Excerpt from a dataset:
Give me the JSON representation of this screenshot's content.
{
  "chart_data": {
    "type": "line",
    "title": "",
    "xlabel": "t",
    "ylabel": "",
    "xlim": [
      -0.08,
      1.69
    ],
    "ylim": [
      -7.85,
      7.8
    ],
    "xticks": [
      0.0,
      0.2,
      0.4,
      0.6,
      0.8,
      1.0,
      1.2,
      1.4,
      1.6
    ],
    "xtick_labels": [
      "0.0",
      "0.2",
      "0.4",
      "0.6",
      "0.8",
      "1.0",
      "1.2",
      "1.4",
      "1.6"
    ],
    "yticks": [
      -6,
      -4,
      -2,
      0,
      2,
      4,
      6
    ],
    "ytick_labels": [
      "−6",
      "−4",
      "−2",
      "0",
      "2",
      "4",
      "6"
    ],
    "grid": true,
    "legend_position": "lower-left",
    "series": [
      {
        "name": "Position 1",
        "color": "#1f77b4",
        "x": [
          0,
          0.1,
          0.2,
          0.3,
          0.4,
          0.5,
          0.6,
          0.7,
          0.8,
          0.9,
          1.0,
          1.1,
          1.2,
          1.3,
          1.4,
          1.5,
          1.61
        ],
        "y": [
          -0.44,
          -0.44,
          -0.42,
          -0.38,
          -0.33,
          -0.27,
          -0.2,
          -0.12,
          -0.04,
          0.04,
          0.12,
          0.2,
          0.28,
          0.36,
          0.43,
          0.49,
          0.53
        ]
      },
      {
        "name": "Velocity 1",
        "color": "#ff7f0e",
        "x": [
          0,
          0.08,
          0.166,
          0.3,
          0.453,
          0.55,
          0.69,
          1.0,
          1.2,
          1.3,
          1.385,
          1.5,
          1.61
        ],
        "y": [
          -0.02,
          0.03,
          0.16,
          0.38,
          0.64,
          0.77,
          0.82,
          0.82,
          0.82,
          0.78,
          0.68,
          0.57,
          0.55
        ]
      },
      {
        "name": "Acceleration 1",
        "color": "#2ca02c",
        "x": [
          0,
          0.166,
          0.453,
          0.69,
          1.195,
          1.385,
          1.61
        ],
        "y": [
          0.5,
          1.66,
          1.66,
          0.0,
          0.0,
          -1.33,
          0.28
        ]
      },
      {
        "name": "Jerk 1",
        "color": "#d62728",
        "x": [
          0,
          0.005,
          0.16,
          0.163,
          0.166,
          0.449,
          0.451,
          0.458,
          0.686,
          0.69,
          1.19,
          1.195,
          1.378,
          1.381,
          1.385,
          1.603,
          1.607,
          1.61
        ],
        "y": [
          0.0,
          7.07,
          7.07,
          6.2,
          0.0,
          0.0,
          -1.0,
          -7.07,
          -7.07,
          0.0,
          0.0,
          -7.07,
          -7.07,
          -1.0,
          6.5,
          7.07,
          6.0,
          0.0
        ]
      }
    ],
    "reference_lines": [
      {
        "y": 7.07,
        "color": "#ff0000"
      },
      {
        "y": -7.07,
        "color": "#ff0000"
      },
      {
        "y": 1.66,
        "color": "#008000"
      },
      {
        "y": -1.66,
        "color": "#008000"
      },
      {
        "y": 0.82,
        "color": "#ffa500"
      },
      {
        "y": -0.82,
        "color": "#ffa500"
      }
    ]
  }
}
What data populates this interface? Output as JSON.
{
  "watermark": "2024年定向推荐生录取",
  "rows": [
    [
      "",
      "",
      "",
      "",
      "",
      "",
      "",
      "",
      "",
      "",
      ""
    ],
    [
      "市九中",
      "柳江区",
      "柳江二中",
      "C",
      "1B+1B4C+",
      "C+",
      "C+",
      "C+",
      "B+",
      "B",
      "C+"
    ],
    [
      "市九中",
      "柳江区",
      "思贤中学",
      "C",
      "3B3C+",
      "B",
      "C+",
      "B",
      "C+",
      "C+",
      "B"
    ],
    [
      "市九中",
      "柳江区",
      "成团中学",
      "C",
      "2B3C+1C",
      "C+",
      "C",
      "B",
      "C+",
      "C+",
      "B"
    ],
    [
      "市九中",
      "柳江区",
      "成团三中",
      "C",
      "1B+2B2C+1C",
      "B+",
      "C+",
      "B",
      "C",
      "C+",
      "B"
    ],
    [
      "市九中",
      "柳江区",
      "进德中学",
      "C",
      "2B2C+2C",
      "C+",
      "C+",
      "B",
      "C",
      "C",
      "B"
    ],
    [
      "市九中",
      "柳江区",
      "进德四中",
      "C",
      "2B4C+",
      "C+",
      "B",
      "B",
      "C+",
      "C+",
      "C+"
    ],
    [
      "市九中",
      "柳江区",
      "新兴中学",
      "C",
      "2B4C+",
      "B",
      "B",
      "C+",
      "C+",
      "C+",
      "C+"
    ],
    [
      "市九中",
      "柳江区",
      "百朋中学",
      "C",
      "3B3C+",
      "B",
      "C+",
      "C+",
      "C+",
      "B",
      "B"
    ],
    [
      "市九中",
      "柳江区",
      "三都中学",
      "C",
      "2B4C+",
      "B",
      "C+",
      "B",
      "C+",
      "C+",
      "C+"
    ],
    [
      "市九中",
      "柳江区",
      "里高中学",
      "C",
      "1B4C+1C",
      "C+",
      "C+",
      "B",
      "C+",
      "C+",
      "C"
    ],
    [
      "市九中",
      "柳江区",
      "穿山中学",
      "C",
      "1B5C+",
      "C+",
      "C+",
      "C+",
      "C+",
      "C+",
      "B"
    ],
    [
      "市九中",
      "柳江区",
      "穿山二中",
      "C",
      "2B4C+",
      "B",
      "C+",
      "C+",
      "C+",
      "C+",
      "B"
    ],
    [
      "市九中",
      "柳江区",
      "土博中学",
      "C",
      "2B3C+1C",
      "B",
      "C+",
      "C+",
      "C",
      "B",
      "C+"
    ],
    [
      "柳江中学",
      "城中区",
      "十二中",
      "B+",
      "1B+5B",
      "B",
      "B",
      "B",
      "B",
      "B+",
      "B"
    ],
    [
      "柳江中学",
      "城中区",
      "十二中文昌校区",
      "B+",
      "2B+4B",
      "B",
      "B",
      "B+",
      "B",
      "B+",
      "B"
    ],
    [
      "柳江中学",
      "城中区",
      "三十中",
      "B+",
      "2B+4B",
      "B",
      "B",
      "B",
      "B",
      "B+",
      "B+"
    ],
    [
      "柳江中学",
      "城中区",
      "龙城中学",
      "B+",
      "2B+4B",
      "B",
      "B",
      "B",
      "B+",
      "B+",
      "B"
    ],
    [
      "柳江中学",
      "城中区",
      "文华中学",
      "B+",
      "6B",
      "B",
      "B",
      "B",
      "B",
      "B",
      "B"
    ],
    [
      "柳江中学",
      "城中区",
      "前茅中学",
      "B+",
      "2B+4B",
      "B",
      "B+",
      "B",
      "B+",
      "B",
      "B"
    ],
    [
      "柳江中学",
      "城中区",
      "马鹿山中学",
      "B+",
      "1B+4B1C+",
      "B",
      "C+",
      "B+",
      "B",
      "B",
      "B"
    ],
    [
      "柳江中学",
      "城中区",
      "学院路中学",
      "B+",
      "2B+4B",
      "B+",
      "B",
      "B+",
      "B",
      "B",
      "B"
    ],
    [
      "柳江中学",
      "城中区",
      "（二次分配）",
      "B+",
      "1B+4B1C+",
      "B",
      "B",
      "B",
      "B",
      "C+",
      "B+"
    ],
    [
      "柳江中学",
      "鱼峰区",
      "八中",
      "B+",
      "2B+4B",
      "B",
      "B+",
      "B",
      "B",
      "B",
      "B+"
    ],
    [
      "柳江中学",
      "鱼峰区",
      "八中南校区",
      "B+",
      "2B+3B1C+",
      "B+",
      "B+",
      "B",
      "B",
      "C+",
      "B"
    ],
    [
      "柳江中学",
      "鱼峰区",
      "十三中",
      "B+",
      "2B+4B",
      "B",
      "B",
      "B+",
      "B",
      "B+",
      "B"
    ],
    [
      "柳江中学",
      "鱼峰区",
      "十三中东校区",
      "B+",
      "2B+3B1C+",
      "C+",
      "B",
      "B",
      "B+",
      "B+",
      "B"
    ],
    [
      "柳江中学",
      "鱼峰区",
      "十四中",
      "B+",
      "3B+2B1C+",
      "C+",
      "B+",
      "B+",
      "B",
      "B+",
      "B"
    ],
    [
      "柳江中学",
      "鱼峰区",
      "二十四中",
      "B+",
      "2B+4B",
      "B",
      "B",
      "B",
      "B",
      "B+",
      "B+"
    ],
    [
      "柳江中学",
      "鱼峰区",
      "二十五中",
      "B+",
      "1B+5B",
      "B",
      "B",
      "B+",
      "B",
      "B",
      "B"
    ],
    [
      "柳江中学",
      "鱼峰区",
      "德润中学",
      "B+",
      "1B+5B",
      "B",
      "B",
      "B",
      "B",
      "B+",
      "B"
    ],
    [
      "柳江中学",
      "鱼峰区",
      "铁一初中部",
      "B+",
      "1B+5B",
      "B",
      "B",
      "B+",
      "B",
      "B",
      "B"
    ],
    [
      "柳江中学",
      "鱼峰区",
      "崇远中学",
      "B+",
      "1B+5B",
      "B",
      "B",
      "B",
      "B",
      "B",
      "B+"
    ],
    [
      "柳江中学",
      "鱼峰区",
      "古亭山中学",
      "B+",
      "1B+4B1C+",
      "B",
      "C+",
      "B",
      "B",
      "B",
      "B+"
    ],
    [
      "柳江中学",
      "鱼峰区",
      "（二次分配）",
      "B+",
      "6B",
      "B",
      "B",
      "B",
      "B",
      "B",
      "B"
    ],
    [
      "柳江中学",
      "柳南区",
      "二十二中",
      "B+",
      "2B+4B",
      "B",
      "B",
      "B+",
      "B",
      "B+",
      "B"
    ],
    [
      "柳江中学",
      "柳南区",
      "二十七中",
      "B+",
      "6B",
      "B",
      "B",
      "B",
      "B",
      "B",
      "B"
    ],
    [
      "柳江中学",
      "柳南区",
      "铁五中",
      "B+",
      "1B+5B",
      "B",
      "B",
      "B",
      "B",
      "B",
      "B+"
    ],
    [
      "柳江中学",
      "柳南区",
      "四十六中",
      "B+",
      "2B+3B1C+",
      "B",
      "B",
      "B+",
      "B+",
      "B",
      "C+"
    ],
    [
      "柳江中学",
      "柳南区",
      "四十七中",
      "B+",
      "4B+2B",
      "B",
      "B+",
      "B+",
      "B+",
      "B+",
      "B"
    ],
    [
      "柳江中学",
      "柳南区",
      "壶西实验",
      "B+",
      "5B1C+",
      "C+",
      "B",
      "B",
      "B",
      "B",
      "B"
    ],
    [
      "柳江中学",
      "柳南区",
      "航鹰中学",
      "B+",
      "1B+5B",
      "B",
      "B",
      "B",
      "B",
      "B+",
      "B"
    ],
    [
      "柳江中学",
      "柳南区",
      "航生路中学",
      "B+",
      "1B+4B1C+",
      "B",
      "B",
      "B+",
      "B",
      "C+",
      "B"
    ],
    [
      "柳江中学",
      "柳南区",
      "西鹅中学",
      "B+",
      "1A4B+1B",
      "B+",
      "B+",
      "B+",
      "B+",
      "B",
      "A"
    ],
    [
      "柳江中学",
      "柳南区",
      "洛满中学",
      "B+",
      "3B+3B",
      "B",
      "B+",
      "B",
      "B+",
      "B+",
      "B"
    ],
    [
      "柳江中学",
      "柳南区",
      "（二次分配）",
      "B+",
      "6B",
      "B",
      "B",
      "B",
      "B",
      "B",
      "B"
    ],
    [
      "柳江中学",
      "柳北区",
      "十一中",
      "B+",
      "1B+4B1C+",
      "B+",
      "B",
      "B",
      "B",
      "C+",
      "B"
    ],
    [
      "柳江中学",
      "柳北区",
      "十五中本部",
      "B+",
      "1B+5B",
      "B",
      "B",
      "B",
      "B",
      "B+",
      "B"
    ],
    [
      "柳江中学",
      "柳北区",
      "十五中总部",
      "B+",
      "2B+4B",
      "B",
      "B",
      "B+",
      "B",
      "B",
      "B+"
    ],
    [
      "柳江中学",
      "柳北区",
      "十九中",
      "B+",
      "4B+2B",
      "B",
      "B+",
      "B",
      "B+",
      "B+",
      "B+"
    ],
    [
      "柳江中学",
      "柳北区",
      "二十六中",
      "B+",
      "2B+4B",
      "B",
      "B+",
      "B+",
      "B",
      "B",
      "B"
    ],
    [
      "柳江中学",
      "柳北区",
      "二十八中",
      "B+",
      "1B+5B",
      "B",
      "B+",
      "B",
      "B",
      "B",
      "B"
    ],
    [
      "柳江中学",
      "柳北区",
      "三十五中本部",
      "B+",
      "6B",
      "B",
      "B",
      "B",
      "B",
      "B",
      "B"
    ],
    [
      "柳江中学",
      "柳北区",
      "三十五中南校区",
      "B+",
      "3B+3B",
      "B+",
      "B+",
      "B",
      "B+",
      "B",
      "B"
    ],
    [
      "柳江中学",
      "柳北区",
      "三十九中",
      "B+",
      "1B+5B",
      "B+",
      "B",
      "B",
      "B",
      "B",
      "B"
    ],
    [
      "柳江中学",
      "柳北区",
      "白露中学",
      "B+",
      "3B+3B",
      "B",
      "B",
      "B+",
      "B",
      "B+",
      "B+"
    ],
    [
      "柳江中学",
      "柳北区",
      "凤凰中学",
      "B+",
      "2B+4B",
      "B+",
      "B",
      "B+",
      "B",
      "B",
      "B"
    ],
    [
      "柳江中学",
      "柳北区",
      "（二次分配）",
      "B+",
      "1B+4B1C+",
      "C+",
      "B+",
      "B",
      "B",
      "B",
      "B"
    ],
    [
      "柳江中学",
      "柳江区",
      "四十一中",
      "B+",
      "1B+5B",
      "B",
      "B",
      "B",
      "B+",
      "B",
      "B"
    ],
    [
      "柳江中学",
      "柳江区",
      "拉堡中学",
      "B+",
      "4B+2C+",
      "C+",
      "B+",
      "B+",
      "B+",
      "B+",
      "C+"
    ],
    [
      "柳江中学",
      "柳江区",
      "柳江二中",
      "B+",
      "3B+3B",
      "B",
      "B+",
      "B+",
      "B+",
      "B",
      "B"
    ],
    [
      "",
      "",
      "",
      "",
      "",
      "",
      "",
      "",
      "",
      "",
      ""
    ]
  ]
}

> [Goal]:
In the listing, find every line with the word "color" and state how many there are, nothing more.

> [Exercise answer]:
10